- **Goal**
Leaving out the pictures, retype all the material exactly.

- **Data listing**
* start *
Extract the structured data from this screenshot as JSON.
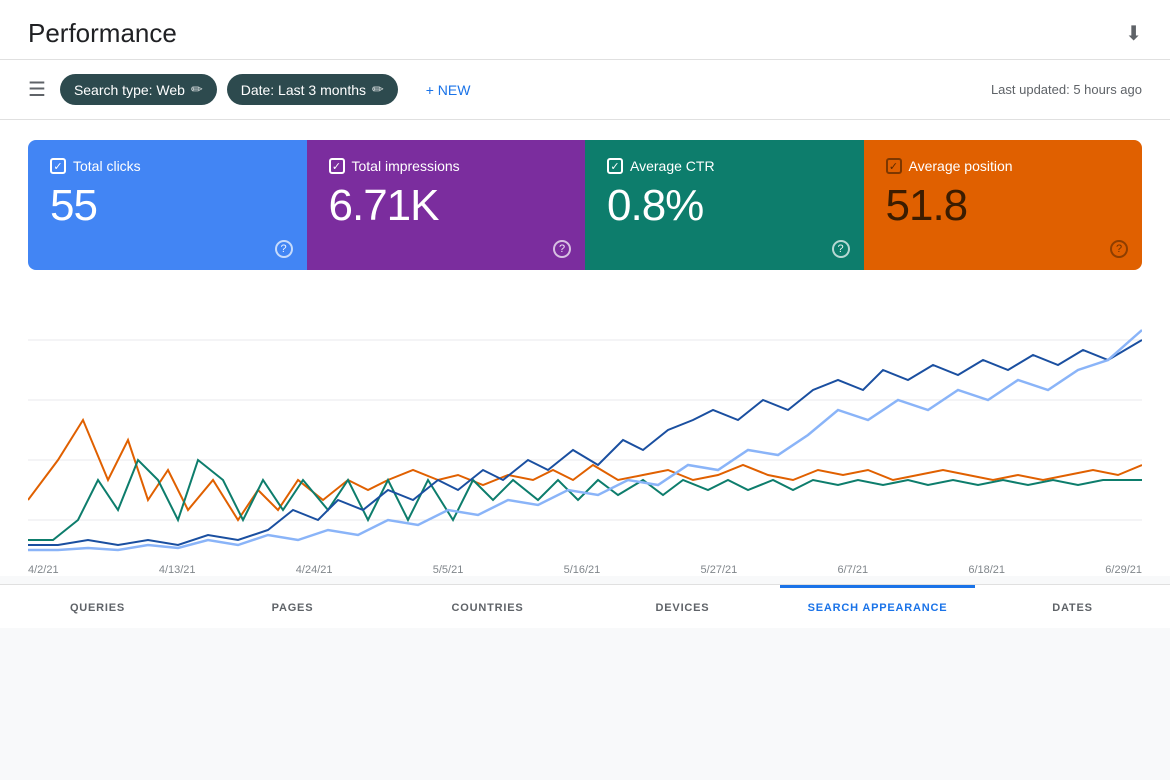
{
  "header": {
    "title": "Performance",
    "download_tooltip": "Download"
  },
  "toolbar": {
    "search_type_label": "Search type: Web",
    "date_label": "Date: Last 3 months",
    "new_label": "+ NEW",
    "last_updated": "Last updated: 5 hours ago"
  },
  "metrics": [
    {
      "id": "total-clicks",
      "label": "Total clicks",
      "value": "55",
      "color": "blue"
    },
    {
      "id": "total-impressions",
      "label": "Total impressions",
      "value": "6.71K",
      "color": "purple"
    },
    {
      "id": "average-ctr",
      "label": "Average CTR",
      "value": "0.8%",
      "color": "teal"
    },
    {
      "id": "average-position",
      "label": "Average position",
      "value": "51.8",
      "color": "orange"
    }
  ],
  "chart": {
    "x_labels": [
      "4/2/21",
      "4/13/21",
      "4/24/21",
      "5/5/21",
      "5/16/21",
      "5/27/21",
      "6/7/21",
      "6/18/21",
      "6/29/21"
    ]
  },
  "tabs": [
    {
      "label": "QUERIES",
      "active": false
    },
    {
      "label": "PAGES",
      "active": false
    },
    {
      "label": "COUNTRIES",
      "active": false
    },
    {
      "label": "DEVICES",
      "active": false
    },
    {
      "label": "SEARCH APPEARANCE",
      "active": true
    },
    {
      "label": "DATES",
      "active": false
    }
  ]
}
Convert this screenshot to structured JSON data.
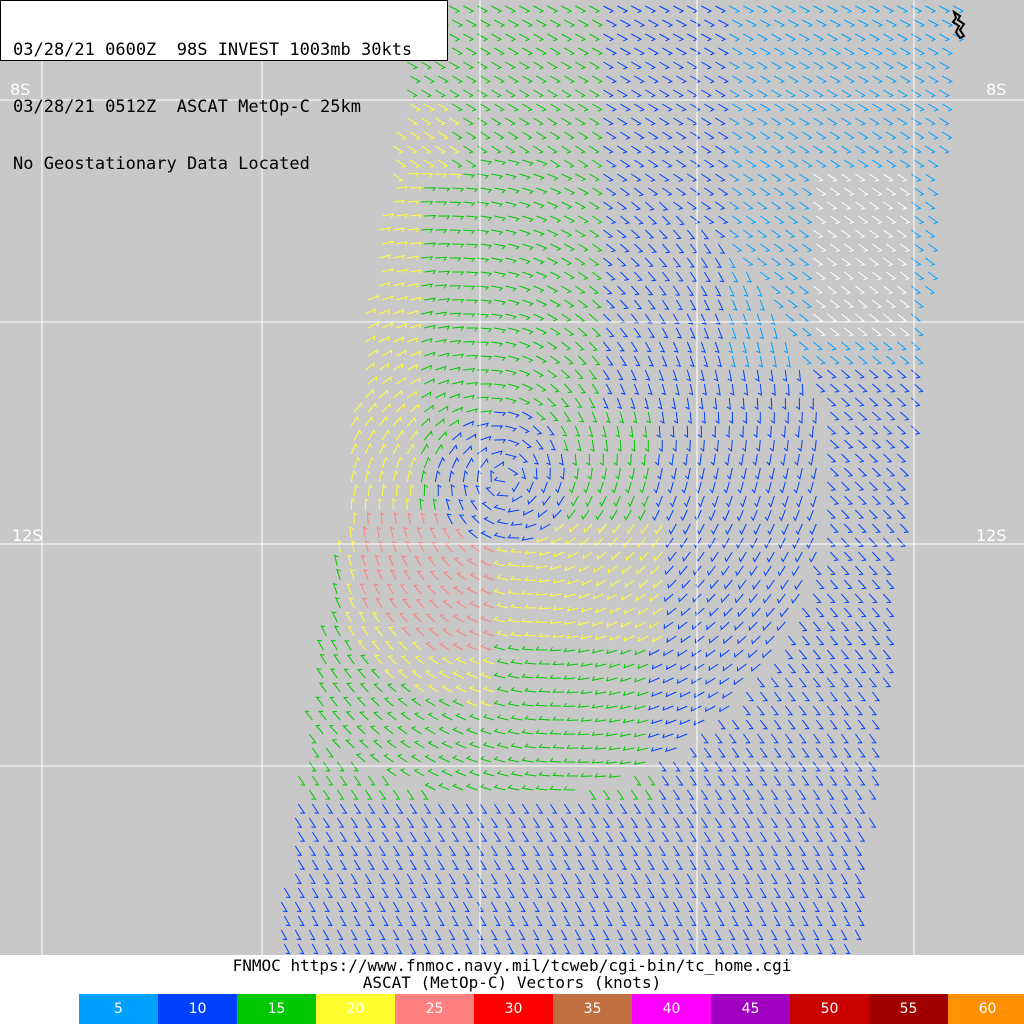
{
  "header": {
    "line1": "03/28/21 0600Z  98S INVEST 1003mb 30kts",
    "line2": "03/28/21 0512Z  ASCAT MetOp-C 25km",
    "line3": "No Geostationary Data Located"
  },
  "grid": {
    "lat_labels": [
      {
        "text": "8S"
      },
      {
        "text": "12S"
      }
    ]
  },
  "footer": {
    "source_line": "FNMOC https://www.fnmoc.navy.mil/tcweb/cgi-bin/tc_home.cgi",
    "product_line": "ASCAT (MetOp-C) Vectors (knots)"
  },
  "legend": [
    {
      "label": "5",
      "color": "#00a0ff"
    },
    {
      "label": "10",
      "color": "#0040ff"
    },
    {
      "label": "15",
      "color": "#00c800"
    },
    {
      "label": "20",
      "color": "#ffff30"
    },
    {
      "label": "25",
      "color": "#ff8080"
    },
    {
      "label": "30",
      "color": "#ff0000"
    },
    {
      "label": "35",
      "color": "#c07040"
    },
    {
      "label": "40",
      "color": "#ff00ff"
    },
    {
      "label": "45",
      "color": "#a000c0"
    },
    {
      "label": "50",
      "color": "#c80000"
    },
    {
      "label": "55",
      "color": "#a00000"
    },
    {
      "label": "60",
      "color": "#ff9000"
    }
  ],
  "map": {
    "background_color": "#c8c8c8",
    "grid_color": "#ffffff",
    "low_center_label": ""
  }
}
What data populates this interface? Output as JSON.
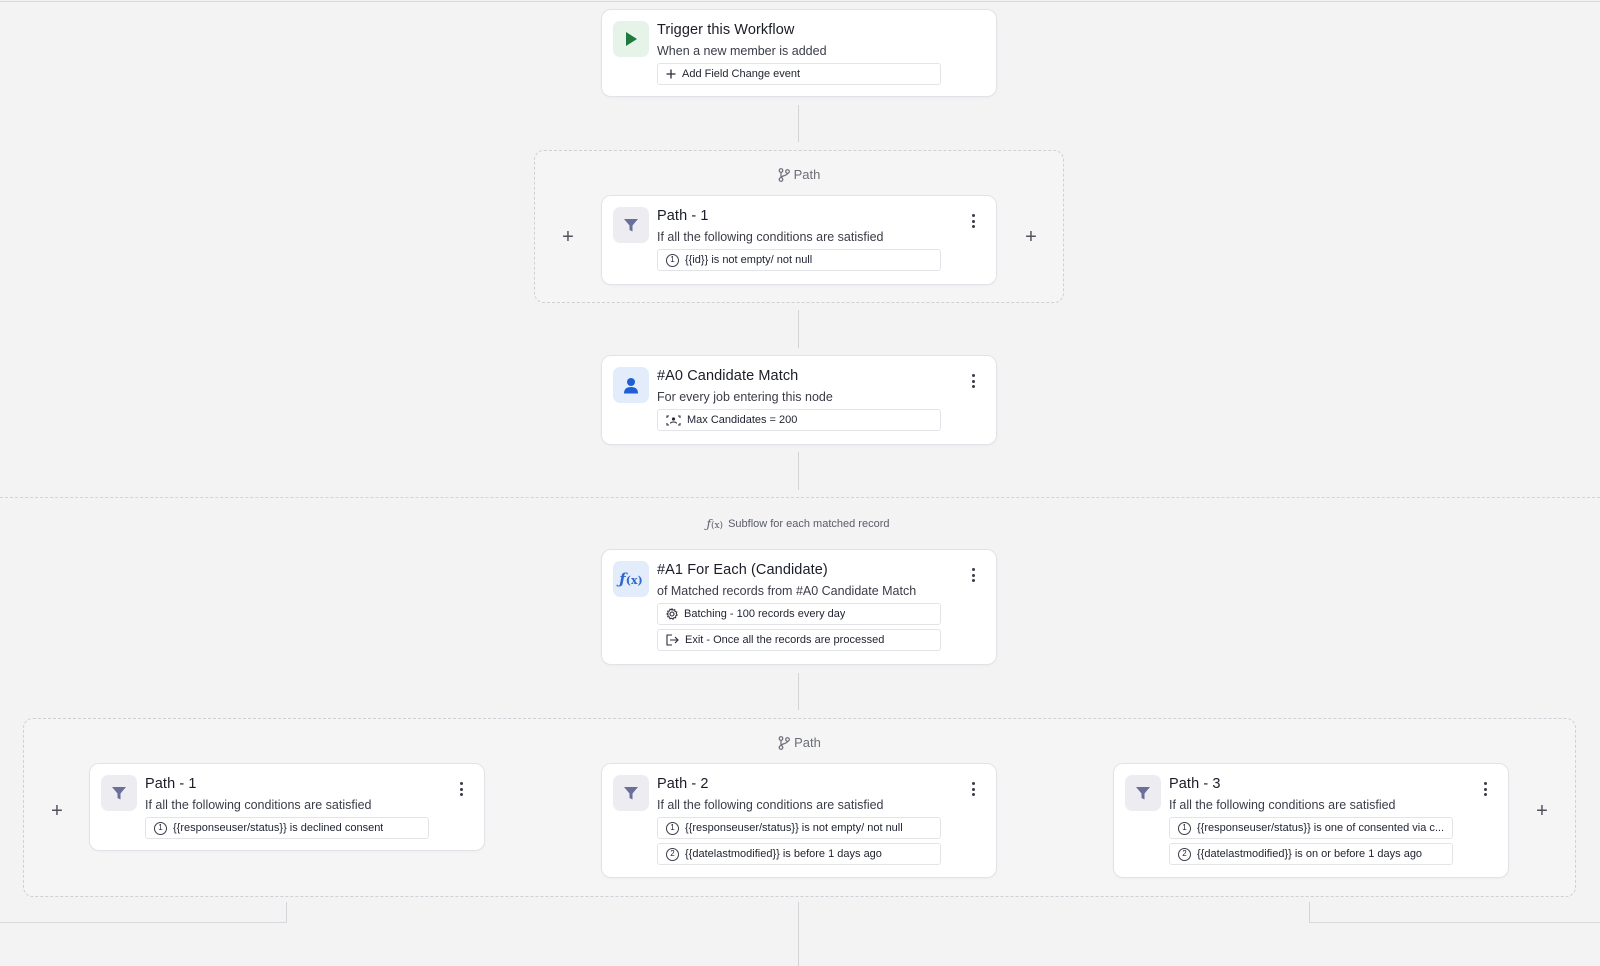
{
  "trigger": {
    "title": "Trigger this Workflow",
    "subtitle": "When a new member is added",
    "chip": "Add Field Change event"
  },
  "path_group_1": {
    "label": "Path",
    "card": {
      "title": "Path - 1",
      "subtitle": "If all the following conditions are satisfied",
      "conditions": [
        "{{id}} is not empty/ not null"
      ]
    }
  },
  "candidate_match": {
    "title": "#A0 Candidate Match",
    "subtitle": "For every job entering this node",
    "chip": "Max Candidates = 200"
  },
  "subflow": {
    "label": "Subflow for each matched record"
  },
  "for_each": {
    "title": "#A1 For Each (Candidate)",
    "subtitle": "of Matched records from #A0 Candidate Match",
    "chips": [
      "Batching - 100 records every day",
      "Exit - Once all the records are processed"
    ]
  },
  "path_group_2": {
    "label": "Path",
    "cards": [
      {
        "title": "Path - 1",
        "subtitle": "If all the following conditions are satisfied",
        "conditions": [
          "{{responseuser/status}} is declined consent"
        ]
      },
      {
        "title": "Path - 2",
        "subtitle": "If all the following conditions are satisfied",
        "conditions": [
          "{{responseuser/status}} is not empty/ not null",
          "{{datelastmodified}} is before 1 days ago"
        ]
      },
      {
        "title": "Path - 3",
        "subtitle": "If all the following conditions are satisfied",
        "conditions": [
          "{{responseuser/status}} is one of consented via c...",
          "{{datelastmodified}} is on or before 1 days ago"
        ]
      }
    ]
  },
  "condition_numbers": [
    "1",
    "2"
  ],
  "icons": {
    "trigger": "play-icon",
    "path": "filter-icon",
    "candidate": "person-icon",
    "for_each": "function-icon",
    "group": "branch-icon"
  },
  "colors": {
    "play": "#1e7a3c",
    "filter": "#6a6e9c",
    "person": "#1f5fd6",
    "function": "#2f66d0"
  }
}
* end *
- **Solution below**
Extract the structured data from this screenshot as JSON.
{
  "header": {
    "title": "Performance",
    "download_tooltip": "Download"
  },
  "toolbar": {
    "search_type_label": "Search type: Web",
    "date_label": "Date: Last 3 months",
    "new_label": "+ NEW",
    "last_updated": "Last updated: 5 hours ago"
  },
  "metrics": [
    {
      "id": "total-clicks",
      "label": "Total clicks",
      "value": "55",
      "color": "blue"
    },
    {
      "id": "total-impressions",
      "label": "Total impressions",
      "value": "6.71K",
      "color": "purple"
    },
    {
      "id": "average-ctr",
      "label": "Average CTR",
      "value": "0.8%",
      "color": "teal"
    },
    {
      "id": "average-position",
      "label": "Average position",
      "value": "51.8",
      "color": "orange"
    }
  ],
  "chart": {
    "x_labels": [
      "4/2/21",
      "4/13/21",
      "4/24/21",
      "5/5/21",
      "5/16/21",
      "5/27/21",
      "6/7/21",
      "6/18/21",
      "6/29/21"
    ]
  },
  "tabs": [
    {
      "label": "QUERIES",
      "active": false
    },
    {
      "label": "PAGES",
      "active": false
    },
    {
      "label": "COUNTRIES",
      "active": false
    },
    {
      "label": "DEVICES",
      "active": false
    },
    {
      "label": "SEARCH APPEARANCE",
      "active": true
    },
    {
      "label": "DATES",
      "active": false
    }
  ]
}
Convert this screenshot to structured JSON data.
{
  "header": {
    "line1": "03/28/21 0600Z  98S INVEST 1003mb 30kts",
    "line2": "03/28/21 0512Z  ASCAT MetOp-C 25km",
    "line3": "No Geostationary Data Located"
  },
  "grid": {
    "lat_labels": [
      {
        "text": "8S"
      },
      {
        "text": "12S"
      }
    ]
  },
  "footer": {
    "source_line": "FNMOC https://www.fnmoc.navy.mil/tcweb/cgi-bin/tc_home.cgi",
    "product_line": "ASCAT (MetOp-C) Vectors (knots)"
  },
  "legend": [
    {
      "label": "5",
      "color": "#00a0ff"
    },
    {
      "label": "10",
      "color": "#0040ff"
    },
    {
      "label": "15",
      "color": "#00c800"
    },
    {
      "label": "20",
      "color": "#ffff30"
    },
    {
      "label": "25",
      "color": "#ff8080"
    },
    {
      "label": "30",
      "color": "#ff0000"
    },
    {
      "label": "35",
      "color": "#c07040"
    },
    {
      "label": "40",
      "color": "#ff00ff"
    },
    {
      "label": "45",
      "color": "#a000c0"
    },
    {
      "label": "50",
      "color": "#c80000"
    },
    {
      "label": "55",
      "color": "#a00000"
    },
    {
      "label": "60",
      "color": "#ff9000"
    }
  ],
  "map": {
    "background_color": "#c8c8c8",
    "grid_color": "#ffffff",
    "low_center_label": ""
  }
}
What data populates this interface? Output as JSON.
{
  "trigger": {
    "title": "Trigger this Workflow",
    "subtitle": "When a new member is added",
    "chip": "Add Field Change event"
  },
  "path_group_1": {
    "label": "Path",
    "card": {
      "title": "Path - 1",
      "subtitle": "If all the following conditions are satisfied",
      "conditions": [
        "{{id}} is not empty/ not null"
      ]
    }
  },
  "candidate_match": {
    "title": "#A0 Candidate Match",
    "subtitle": "For every job entering this node",
    "chip": "Max Candidates = 200"
  },
  "subflow": {
    "label": "Subflow for each matched record"
  },
  "for_each": {
    "title": "#A1 For Each (Candidate)",
    "subtitle": "of Matched records from #A0 Candidate Match",
    "chips": [
      "Batching - 100 records every day",
      "Exit - Once all the records are processed"
    ]
  },
  "path_group_2": {
    "label": "Path",
    "cards": [
      {
        "title": "Path - 1",
        "subtitle": "If all the following conditions are satisfied",
        "conditions": [
          "{{responseuser/status}} is declined consent"
        ]
      },
      {
        "title": "Path - 2",
        "subtitle": "If all the following conditions are satisfied",
        "conditions": [
          "{{responseuser/status}} is not empty/ not null",
          "{{datelastmodified}} is before 1 days ago"
        ]
      },
      {
        "title": "Path - 3",
        "subtitle": "If all the following conditions are satisfied",
        "conditions": [
          "{{responseuser/status}} is one of consented via c...",
          "{{datelastmodified}} is on or before 1 days ago"
        ]
      }
    ]
  },
  "condition_numbers": [
    "1",
    "2"
  ],
  "icons": {
    "trigger": "play-icon",
    "path": "filter-icon",
    "candidate": "person-icon",
    "for_each": "function-icon",
    "group": "branch-icon"
  },
  "colors": {
    "play": "#1e7a3c",
    "filter": "#6a6e9c",
    "person": "#1f5fd6",
    "function": "#2f66d0"
  }
}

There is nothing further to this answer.